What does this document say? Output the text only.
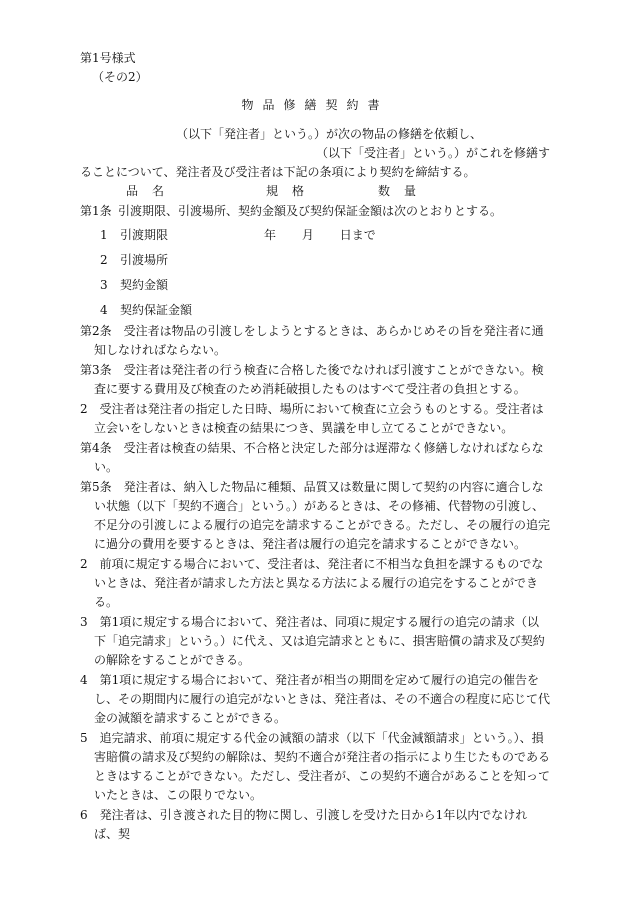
第1号様式
（その2）
物品修繕契約書
（以下「発注者」という。）が次の物品の修繕を依頼し、
（以下「受注者」という。）がこれを修繕す
ることについて、発注者及び受注者は下記の条項により契約を締結する。
品名	規格	数量
第1条 引渡期限、引渡場所、契約金額及び契約保証金額は次のとおりとする。
1	引渡期限	年 月 日まで
2	引渡場所
3	契約金額
4	契約保証金額
第2条　受注者は物品の引渡しをしようとするときは、あらかじめその旨を発注者に通知しなければならない。
第3条　受注者は発注者の行う検査に合格した後でなければ引渡すことができない。検査に要する費用及び検査のため消耗破損したものはすべて受注者の負担とする。
2　受注者は発注者の指定した日時、場所において検査に立会うものとする。受注者は立会いをしないときは検査の結果につき、異議を申し立てることができない。
第4条　受注者は検査の結果、不合格と決定した部分は遅滞なく修繕しなければならない。
第5条　発注者は、納入した物品に種類、品質又は数量に関して契約の内容に適合しない状態（以下「契約不適合」という。）があるときは、その修補、代替物の引渡し、不足分の引渡しによる履行の追完を請求することができる。ただし、その履行の追完に過分の費用を要するときは、発注者は履行の追完を請求することができない。
2　前項に規定する場合において、受注者は、発注者に不相当な負担を課するものでないときは、発注者が請求した方法と異なる方法による履行の追完をすることができる。
3　第1項に規定する場合において、発注者は、同項に規定する履行の追完の請求（以下「追完請求」という。）に代え、又は追完請求とともに、損害賠償の請求及び契約の解除をすることができる。
4　第1項に規定する場合において、発注者が相当の期間を定めて履行の追完の催告をし、その期間内に履行の追完がないときは、発注者は、その不適合の程度に応じて代金の減額を請求することができる。
5　追完請求、前項に規定する代金の減額の請求（以下「代金減額請求」という。）、損害賠償の請求及び契約の解除は、契約不適合が発注者の指示により生じたものであるときはすることができない。ただし、受注者が、この契約不適合があることを知っていたときは、この限りでない。
6　発注者は、引き渡された目的物に関し、引渡しを受けた日から1年以内でなければ、契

========

Work to complete:
Reproduce every line above as written, skipping pictures.

Expected answer:
What does this document say? Output the text only.
第1号様式
（その2）
物品修繕契約書
（以下「発注者」という。）が次の物品の修繕を依頼し、
（以下「受注者」という。）がこれを修繕す
ることについて、発注者及び受注者は下記の条項により契約を締結する。
品名	規格	数量
第1条 引渡期限、引渡場所、契約金額及び契約保証金額は次のとおりとする。
1	引渡期限	年 月 日まで
2	引渡場所
3	契約金額
4	契約保証金額
第2条　受注者は物品の引渡しをしようとするときは、あらかじめその旨を発注者に通知しなければならない。
第3条　受注者は発注者の行う検査に合格した後でなければ引渡すことができない。検査に要する費用及び検査のため消耗破損したものはすべて受注者の負担とする。
2　受注者は発注者の指定した日時、場所において検査に立会うものとする。受注者は立会いをしないときは検査の結果につき、異議を申し立てることができない。
第4条　受注者は検査の結果、不合格と決定した部分は遅滞なく修繕しなければならない。
第5条　発注者は、納入した物品に種類、品質又は数量に関して契約の内容に適合しない状態（以下「契約不適合」という。）があるときは、その修補、代替物の引渡し、不足分の引渡しによる履行の追完を請求することができる。ただし、その履行の追完に過分の費用を要するときは、発注者は履行の追完を請求することができない。
2　前項に規定する場合において、受注者は、発注者に不相当な負担を課するものでないときは、発注者が請求した方法と異なる方法による履行の追完をすることができる。
3　第1項に規定する場合において、発注者は、同項に規定する履行の追完の請求（以下「追完請求」という。）に代え、又は追完請求とともに、損害賠償の請求及び契約の解除をすることができる。
4　第1項に規定する場合において、発注者が相当の期間を定めて履行の追完の催告をし、その期間内に履行の追完がないときは、発注者は、その不適合の程度に応じて代金の減額を請求することができる。
5　追完請求、前項に規定する代金の減額の請求（以下「代金減額請求」という。）、損害賠償の請求及び契約の解除は、契約不適合が発注者の指示により生じたものであるときはすることができない。ただし、受注者が、この契約不適合があることを知っていたときは、この限りでない。
6　発注者は、引き渡された目的物に関し、引渡しを受けた日から1年以内でなければ、契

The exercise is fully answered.